═══ RECORDS TO PROCESS ═══

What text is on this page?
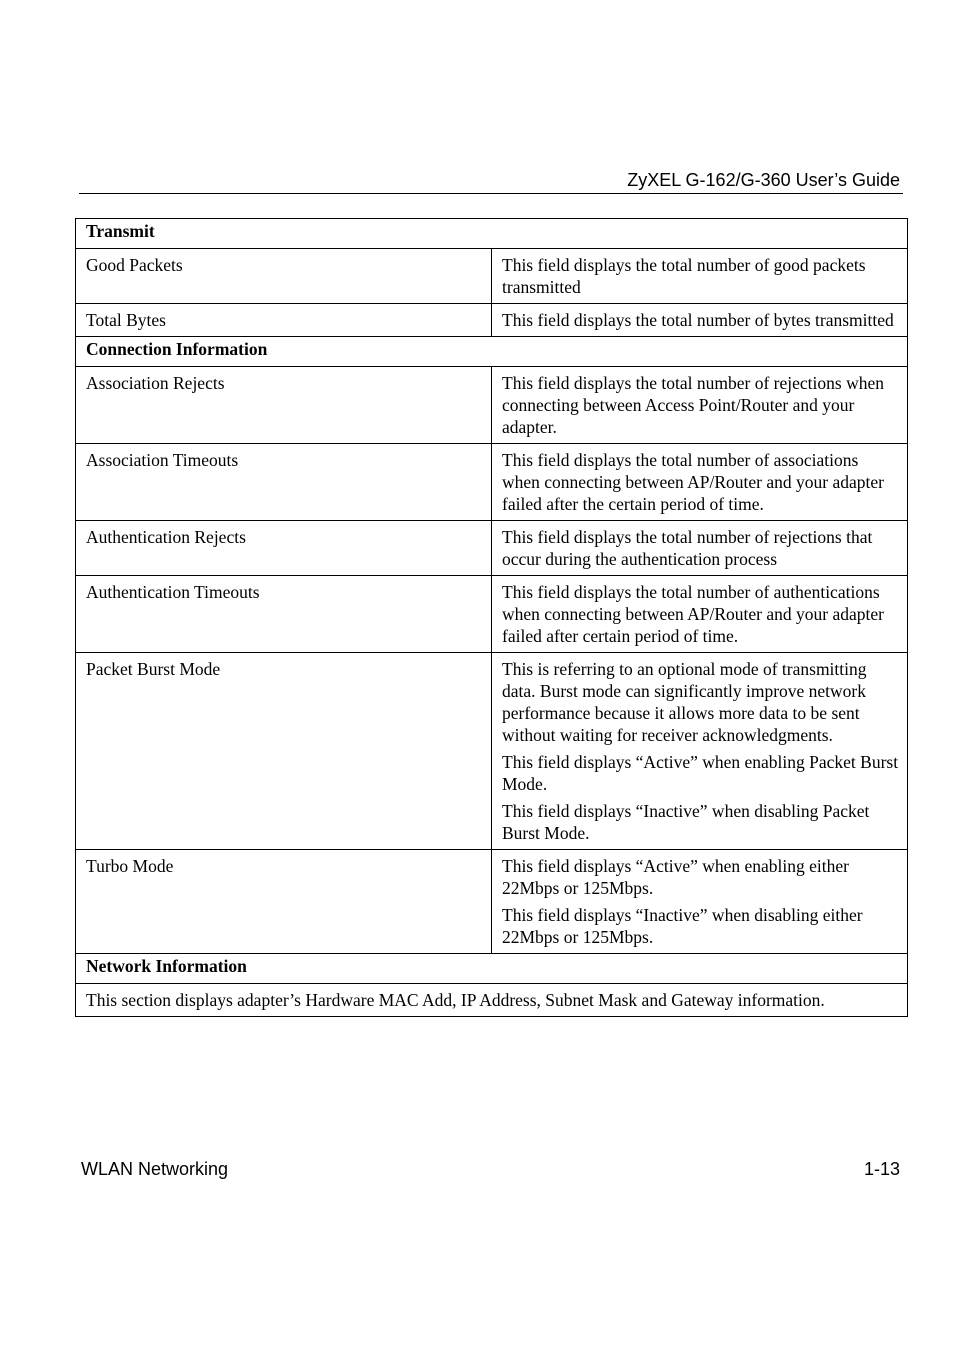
ZyXEL G-162/G-360 User’s Guide
Transmit	
Good Packets	This field displays the total number of good packets transmitted

Total Bytes	This field displays the total number of bytes transmitted

Connection Information	
Association Rejects	This field displays the total number of rejections when connecting between Access Point/Router and your adapter.

Association Timeouts	This field displays the total number of associations when connecting between AP/Router and your adapter failed after the certain period of time.

Authentication Rejects	This field displays the total number of rejections that occur during the authentication process

Authentication Timeouts	This field displays the total number of authentications when connecting between AP/Router and your adapter failed after certain period of time.

Packet Burst Mode	This is referring to an optional mode of transmitting data. Burst mode can significantly improve network performance because it allows more data to be sent without waiting for receiver acknowledgments.

This field displays “Active” when enabling Packet Burst Mode.

This field displays “Inactive” when disabling Packet Burst Mode.

Turbo Mode	This field displays “Active” when enabling either 22Mbps or 125Mbps.

This field displays “Inactive” when disabling either 22Mbps or 125Mbps.

Network Information	
This section displays adapter’s Hardware MAC Add, IP Address, Subnet Mask and Gateway information.	
WLAN Networking	1-13
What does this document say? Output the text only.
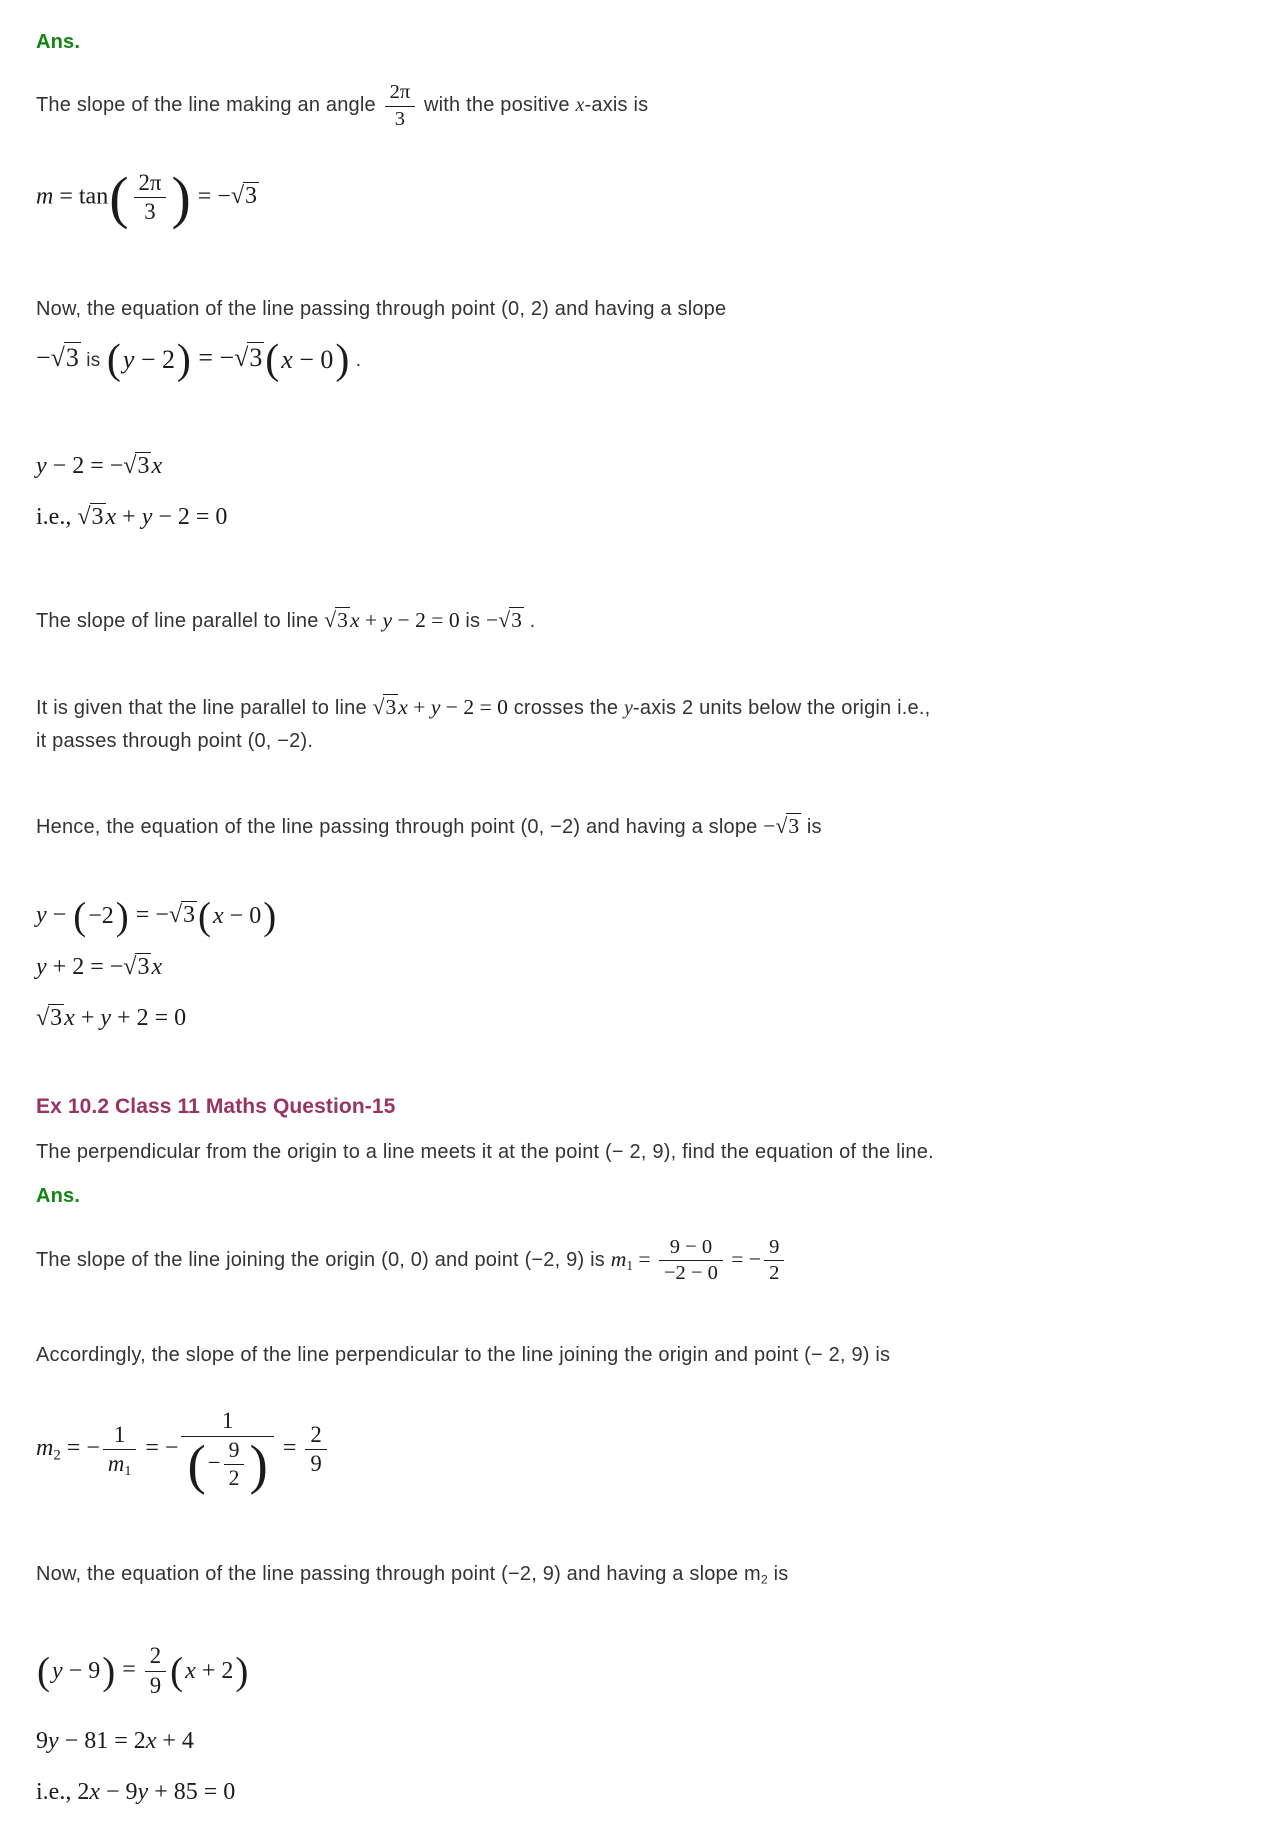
Ans.
The slope of the line making an angle $\frac{2\pi}{3}$ with the positive x-axis is
m = tan ( $\frac{2\pi}{3}$ ) = −√3
Now, the equation of the line passing through point (0, 2) and having a slope
−√3 is ( y − 2 ) = −√3 ( x − 0 ) .
y − 2 = −√3x
i.e., √3x + y − 2 = 0
The slope of line parallel to line √3x + y − 2 = 0 is −√3 .
It is given that the line parallel to line √3x + y − 2 = 0 crosses the y-axis 2 units below the origin i.e., it passes through point (0, −2).
Hence, the equation of the line passing through point (0, −2) and having a slope −√3 is
y − ( −2 ) = −√3 ( x − 0 )
y + 2 = −√3x
√3x + y + 2 = 0
Ex 10.2 Class 11 Maths Question-15
The perpendicular from the origin to a line meets it at the point (− 2, 9), find the equation of the line.
Ans.
The slope of the line joining the origin (0, 0) and point (−2, 9) is $m_1 = \frac{9 - 0}{-2 - 0}$ = − $\frac{9}{2}$
Accordingly, the slope of the line perpendicular to the line joining the origin and point (− 2, 9) is
$m_2$ = − $\frac{1}{m_1}$ = − $\frac{1}{( - \frac{9}{2} )} = \frac{2}{9}$
Now, the equation of the line passing through point (−2, 9) and having a slope $m_2$ is
( y − 9 ) = $\frac{2}{9}$ ( x + 2 )
9y − 81 = 2x + 4
i.e., 2x − 9y + 85 = 0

═══

Transcribe the full listing above exactly, with the images removed.

● **SOLUTION TO THE EXERCISE**
What text is on this page?
ZyXEL G-162/G-360 User’s Guide
Transmit	
Good Packets	This field displays the total number of good packets transmitted

Total Bytes	This field displays the total number of bytes transmitted

Connection Information	
Association Rejects	This field displays the total number of rejections when connecting between Access Point/Router and your adapter.

Association Timeouts	This field displays the total number of associations when connecting between AP/Router and your adapter failed after the certain period of time.

Authentication Rejects	This field displays the total number of rejections that occur during the authentication process

Authentication Timeouts	This field displays the total number of authentications when connecting between AP/Router and your adapter failed after certain period of time.

Packet Burst Mode	This is referring to an optional mode of transmitting data. Burst mode can significantly improve network performance because it allows more data to be sent without waiting for receiver acknowledgments.

This field displays “Active” when enabling Packet Burst Mode.

This field displays “Inactive” when disabling Packet Burst Mode.

Turbo Mode	This field displays “Active” when enabling either 22Mbps or 125Mbps.

This field displays “Inactive” when disabling either 22Mbps or 125Mbps.

Network Information	
This section displays adapter’s Hardware MAC Add, IP Address, Subnet Mask and Gateway information.	
WLAN Networking	1-13
What does this document say? Output the text only.
Ans.
The slope of the line making an angle $\frac{2\pi}{3}$ with the positive x-axis is
m = tan ( $\frac{2\pi}{3}$ ) = −√3
Now, the equation of the line passing through point (0, 2) and having a slope
−√3 is ( y − 2 ) = −√3 ( x − 0 ) .
y − 2 = −√3x
i.e., √3x + y − 2 = 0
The slope of line parallel to line √3x + y − 2 = 0 is −√3 .
It is given that the line parallel to line √3x + y − 2 = 0 crosses the y-axis 2 units below the origin i.e., it passes through point (0, −2).
Hence, the equation of the line passing through point (0, −2) and having a slope −√3 is
y − ( −2 ) = −√3 ( x − 0 )
y + 2 = −√3x
√3x + y + 2 = 0
Ex 10.2 Class 11 Maths Question-15
The perpendicular from the origin to a line meets it at the point (− 2, 9), find the equation of the line.
Ans.
The slope of the line joining the origin (0, 0) and point (−2, 9) is $m_1 = \frac{9 - 0}{-2 - 0}$ = − $\frac{9}{2}$
Accordingly, the slope of the line perpendicular to the line joining the origin and point (− 2, 9) is
$m_2$ = − $\frac{1}{m_1}$ = − $\frac{1}{( - \frac{9}{2} )} = \frac{2}{9}$
Now, the equation of the line passing through point (−2, 9) and having a slope $m_2$ is
( y − 9 ) = $\frac{2}{9}$ ( x + 2 )
9y − 81 = 2x + 4
i.e., 2x − 9y + 85 = 0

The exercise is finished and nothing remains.